Copy out every line in the records below that contains the string "Asian". Case counts.

- [Task inputs]:
▽

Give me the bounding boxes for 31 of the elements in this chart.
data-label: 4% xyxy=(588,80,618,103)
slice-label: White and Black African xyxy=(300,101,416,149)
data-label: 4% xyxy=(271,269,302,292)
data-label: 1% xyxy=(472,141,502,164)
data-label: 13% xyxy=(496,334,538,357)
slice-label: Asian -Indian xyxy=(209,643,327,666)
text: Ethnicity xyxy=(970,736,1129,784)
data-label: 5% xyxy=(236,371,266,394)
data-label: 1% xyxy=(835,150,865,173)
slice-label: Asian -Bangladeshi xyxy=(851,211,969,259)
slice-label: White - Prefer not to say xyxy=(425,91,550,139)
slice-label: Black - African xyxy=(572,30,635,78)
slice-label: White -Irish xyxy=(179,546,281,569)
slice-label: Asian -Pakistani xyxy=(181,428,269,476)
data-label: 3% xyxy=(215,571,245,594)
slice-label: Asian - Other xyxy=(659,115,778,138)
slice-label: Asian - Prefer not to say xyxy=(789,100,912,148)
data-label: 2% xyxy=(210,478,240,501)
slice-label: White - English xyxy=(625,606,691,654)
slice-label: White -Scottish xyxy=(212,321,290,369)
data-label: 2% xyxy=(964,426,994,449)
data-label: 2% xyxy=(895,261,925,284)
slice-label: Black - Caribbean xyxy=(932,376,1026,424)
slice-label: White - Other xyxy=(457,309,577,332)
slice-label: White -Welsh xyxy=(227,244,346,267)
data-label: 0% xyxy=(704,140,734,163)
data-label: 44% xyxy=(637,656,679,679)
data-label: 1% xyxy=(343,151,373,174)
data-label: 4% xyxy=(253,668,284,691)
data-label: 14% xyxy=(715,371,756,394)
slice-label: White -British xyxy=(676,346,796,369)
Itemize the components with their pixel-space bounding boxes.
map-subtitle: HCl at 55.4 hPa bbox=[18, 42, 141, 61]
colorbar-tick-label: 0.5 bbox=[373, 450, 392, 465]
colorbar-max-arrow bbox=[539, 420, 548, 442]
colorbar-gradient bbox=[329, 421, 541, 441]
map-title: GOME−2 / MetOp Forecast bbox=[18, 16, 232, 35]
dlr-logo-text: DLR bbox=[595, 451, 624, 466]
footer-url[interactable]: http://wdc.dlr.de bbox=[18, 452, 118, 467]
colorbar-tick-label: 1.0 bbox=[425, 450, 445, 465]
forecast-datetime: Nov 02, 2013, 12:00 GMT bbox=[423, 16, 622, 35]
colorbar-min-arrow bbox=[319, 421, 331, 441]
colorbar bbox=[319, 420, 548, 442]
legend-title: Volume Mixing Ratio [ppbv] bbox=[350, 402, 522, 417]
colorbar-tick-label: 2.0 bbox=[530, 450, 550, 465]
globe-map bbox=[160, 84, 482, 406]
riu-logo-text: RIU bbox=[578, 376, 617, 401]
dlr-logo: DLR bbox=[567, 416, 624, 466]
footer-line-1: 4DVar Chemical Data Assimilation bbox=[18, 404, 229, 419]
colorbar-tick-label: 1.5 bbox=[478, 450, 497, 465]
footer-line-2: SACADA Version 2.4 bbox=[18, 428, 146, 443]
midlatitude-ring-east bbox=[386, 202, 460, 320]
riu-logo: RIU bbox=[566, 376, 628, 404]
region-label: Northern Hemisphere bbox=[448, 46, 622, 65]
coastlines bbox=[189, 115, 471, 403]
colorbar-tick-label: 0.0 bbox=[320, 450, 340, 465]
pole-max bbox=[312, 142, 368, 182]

△

- [Full response]:
slice-label: Asian -Indian xyxy=(209,643,327,666)
slice-label: Asian -Bangladeshi xyxy=(851,211,969,259)
slice-label: Asian -Pakistani xyxy=(181,428,269,476)
slice-label: Asian - Other xyxy=(659,115,778,138)
slice-label: Asian - Prefer not to say xyxy=(789,100,912,148)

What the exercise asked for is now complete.